SHORT EXERCISE => Take the entries below and reproduce them word for word.

+ + + +

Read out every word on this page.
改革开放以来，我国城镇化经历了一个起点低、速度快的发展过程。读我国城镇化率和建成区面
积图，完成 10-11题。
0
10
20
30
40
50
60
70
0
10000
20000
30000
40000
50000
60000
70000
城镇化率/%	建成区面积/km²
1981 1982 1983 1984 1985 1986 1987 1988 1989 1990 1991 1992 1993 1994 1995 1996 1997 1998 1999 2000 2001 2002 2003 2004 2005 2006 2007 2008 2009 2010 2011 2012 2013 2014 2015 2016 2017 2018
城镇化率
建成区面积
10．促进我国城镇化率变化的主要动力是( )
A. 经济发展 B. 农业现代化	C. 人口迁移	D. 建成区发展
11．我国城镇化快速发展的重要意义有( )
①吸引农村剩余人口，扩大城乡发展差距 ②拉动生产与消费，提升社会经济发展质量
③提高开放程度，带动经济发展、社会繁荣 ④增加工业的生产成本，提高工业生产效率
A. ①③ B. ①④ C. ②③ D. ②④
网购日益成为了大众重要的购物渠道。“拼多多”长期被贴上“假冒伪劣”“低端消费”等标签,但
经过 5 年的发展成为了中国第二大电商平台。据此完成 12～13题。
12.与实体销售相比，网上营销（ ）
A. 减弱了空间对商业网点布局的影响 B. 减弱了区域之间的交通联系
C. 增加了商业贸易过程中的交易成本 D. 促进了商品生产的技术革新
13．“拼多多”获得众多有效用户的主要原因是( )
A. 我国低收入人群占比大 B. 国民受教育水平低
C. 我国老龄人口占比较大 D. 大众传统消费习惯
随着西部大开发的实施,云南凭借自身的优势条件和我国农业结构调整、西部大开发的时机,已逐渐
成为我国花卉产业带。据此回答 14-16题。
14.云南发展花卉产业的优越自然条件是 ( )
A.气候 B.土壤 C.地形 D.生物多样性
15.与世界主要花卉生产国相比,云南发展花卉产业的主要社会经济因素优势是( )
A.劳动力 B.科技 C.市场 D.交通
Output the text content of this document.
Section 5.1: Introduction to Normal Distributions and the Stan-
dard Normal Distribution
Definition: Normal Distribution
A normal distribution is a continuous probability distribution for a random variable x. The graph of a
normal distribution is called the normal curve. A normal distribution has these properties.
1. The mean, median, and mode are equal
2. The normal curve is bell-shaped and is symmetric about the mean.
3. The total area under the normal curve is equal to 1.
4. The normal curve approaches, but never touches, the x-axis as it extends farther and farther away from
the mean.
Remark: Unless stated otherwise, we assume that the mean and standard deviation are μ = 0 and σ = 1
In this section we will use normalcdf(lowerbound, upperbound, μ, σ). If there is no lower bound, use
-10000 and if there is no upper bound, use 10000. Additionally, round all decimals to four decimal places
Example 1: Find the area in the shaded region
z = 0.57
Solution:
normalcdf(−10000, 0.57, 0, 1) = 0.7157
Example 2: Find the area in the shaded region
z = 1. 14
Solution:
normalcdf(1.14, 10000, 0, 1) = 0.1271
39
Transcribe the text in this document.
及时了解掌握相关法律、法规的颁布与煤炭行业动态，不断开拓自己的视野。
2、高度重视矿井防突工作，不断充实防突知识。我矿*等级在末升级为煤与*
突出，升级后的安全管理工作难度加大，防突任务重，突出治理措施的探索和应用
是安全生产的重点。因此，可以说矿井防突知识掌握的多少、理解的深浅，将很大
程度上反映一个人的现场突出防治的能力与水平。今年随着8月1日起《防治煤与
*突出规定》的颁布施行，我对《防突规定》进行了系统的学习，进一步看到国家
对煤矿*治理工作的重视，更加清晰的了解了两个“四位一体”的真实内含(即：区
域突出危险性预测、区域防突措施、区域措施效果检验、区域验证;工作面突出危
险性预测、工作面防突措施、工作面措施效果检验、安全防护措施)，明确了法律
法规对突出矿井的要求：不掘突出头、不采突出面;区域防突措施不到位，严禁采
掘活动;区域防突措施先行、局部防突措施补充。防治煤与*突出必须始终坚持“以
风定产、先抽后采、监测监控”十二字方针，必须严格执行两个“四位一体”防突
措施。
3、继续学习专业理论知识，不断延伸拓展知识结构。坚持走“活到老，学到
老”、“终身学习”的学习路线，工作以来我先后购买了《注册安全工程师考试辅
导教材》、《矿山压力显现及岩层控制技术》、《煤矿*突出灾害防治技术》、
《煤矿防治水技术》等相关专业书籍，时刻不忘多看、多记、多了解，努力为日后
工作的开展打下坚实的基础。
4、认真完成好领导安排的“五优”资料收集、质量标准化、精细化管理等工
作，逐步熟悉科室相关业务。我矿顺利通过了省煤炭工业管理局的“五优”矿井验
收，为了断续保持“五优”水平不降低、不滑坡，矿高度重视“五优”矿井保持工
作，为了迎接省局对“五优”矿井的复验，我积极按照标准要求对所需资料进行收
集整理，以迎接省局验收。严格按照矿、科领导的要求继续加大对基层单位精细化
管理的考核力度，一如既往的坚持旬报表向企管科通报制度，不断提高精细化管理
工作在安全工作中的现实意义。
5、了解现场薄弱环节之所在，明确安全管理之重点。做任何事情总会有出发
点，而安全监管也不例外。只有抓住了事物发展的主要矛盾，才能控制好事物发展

+ + + +

FINAL RESULT =>
Read out every word on this page.
改革开放以来，我国城镇化经历了一个起点低、速度快的发展过程。读我国城镇化率和建成区面
积图，完成 10-11题。
0
10
20
30
40
50
60
70
0
10000
20000
30000
40000
50000
60000
70000
城镇化率/%	建成区面积/km²
1981 1982 1983 1984 1985 1986 1987 1988 1989 1990 1991 1992 1993 1994 1995 1996 1997 1998 1999 2000 2001 2002 2003 2004 2005 2006 2007 2008 2009 2010 2011 2012 2013 2014 2015 2016 2017 2018
城镇化率
建成区面积
10．促进我国城镇化率变化的主要动力是( )
A. 经济发展 B. 农业现代化	C. 人口迁移	D. 建成区发展
11．我国城镇化快速发展的重要意义有( )
①吸引农村剩余人口，扩大城乡发展差距 ②拉动生产与消费，提升社会经济发展质量
③提高开放程度，带动经济发展、社会繁荣 ④增加工业的生产成本，提高工业生产效率
A. ①③ B. ①④ C. ②③ D. ②④
网购日益成为了大众重要的购物渠道。“拼多多”长期被贴上“假冒伪劣”“低端消费”等标签,但
经过 5 年的发展成为了中国第二大电商平台。据此完成 12～13题。
12.与实体销售相比，网上营销（ ）
A. 减弱了空间对商业网点布局的影响 B. 减弱了区域之间的交通联系
C. 增加了商业贸易过程中的交易成本 D. 促进了商品生产的技术革新
13．“拼多多”获得众多有效用户的主要原因是( )
A. 我国低收入人群占比大 B. 国民受教育水平低
C. 我国老龄人口占比较大 D. 大众传统消费习惯
随着西部大开发的实施,云南凭借自身的优势条件和我国农业结构调整、西部大开发的时机,已逐渐
成为我国花卉产业带。据此回答 14-16题。
14.云南发展花卉产业的优越自然条件是 ( )
A.气候 B.土壤 C.地形 D.生物多样性
15.与世界主要花卉生产国相比,云南发展花卉产业的主要社会经济因素优势是( )
A.劳动力 B.科技 C.市场 D.交通
Output the text content of this document.
Section 5.1: Introduction to Normal Distributions and the Stan-
dard Normal Distribution
Definition: Normal Distribution
A normal distribution is a continuous probability distribution for a random variable x. The graph of a
normal distribution is called the normal curve. A normal distribution has these properties.
1. The mean, median, and mode are equal
2. The normal curve is bell-shaped and is symmetric about the mean.
3. The total area under the normal curve is equal to 1.
4. The normal curve approaches, but never touches, the x-axis as it extends farther and farther away from
the mean.
Remark: Unless stated otherwise, we assume that the mean and standard deviation are μ = 0 and σ = 1
In this section we will use normalcdf(lowerbound, upperbound, μ, σ). If there is no lower bound, use
-10000 and if there is no upper bound, use 10000. Additionally, round all decimals to four decimal places
Example 1: Find the area in the shaded region
z = 0.57
Solution:
normalcdf(−10000, 0.57, 0, 1) = 0.7157
Example 2: Find the area in the shaded region
z = 1. 14
Solution:
normalcdf(1.14, 10000, 0, 1) = 0.1271
39
Transcribe the text in this document.
及时了解掌握相关法律、法规的颁布与煤炭行业动态，不断开拓自己的视野。
2、高度重视矿井防突工作，不断充实防突知识。我矿*等级在末升级为煤与*
突出，升级后的安全管理工作难度加大，防突任务重，突出治理措施的探索和应用
是安全生产的重点。因此，可以说矿井防突知识掌握的多少、理解的深浅，将很大
程度上反映一个人的现场突出防治的能力与水平。今年随着8月1日起《防治煤与
*突出规定》的颁布施行，我对《防突规定》进行了系统的学习，进一步看到国家
对煤矿*治理工作的重视，更加清晰的了解了两个“四位一体”的真实内含(即：区
域突出危险性预测、区域防突措施、区域措施效果检验、区域验证;工作面突出危
险性预测、工作面防突措施、工作面措施效果检验、安全防护措施)，明确了法律
法规对突出矿井的要求：不掘突出头、不采突出面;区域防突措施不到位，严禁采
掘活动;区域防突措施先行、局部防突措施补充。防治煤与*突出必须始终坚持“以
风定产、先抽后采、监测监控”十二字方针，必须严格执行两个“四位一体”防突
措施。
3、继续学习专业理论知识，不断延伸拓展知识结构。坚持走“活到老，学到
老”、“终身学习”的学习路线，工作以来我先后购买了《注册安全工程师考试辅
导教材》、《矿山压力显现及岩层控制技术》、《煤矿*突出灾害防治技术》、
《煤矿防治水技术》等相关专业书籍，时刻不忘多看、多记、多了解，努力为日后
工作的开展打下坚实的基础。
4、认真完成好领导安排的“五优”资料收集、质量标准化、精细化管理等工
作，逐步熟悉科室相关业务。我矿顺利通过了省煤炭工业管理局的“五优”矿井验
收，为了断续保持“五优”水平不降低、不滑坡，矿高度重视“五优”矿井保持工
作，为了迎接省局对“五优”矿井的复验，我积极按照标准要求对所需资料进行收
集整理，以迎接省局验收。严格按照矿、科领导的要求继续加大对基层单位精细化
管理的考核力度，一如既往的坚持旬报表向企管科通报制度，不断提高精细化管理
工作在安全工作中的现实意义。
5、了解现场薄弱环节之所在，明确安全管理之重点。做任何事情总会有出发
点，而安全监管也不例外。只有抓住了事物发展的主要矛盾，才能控制好事物发展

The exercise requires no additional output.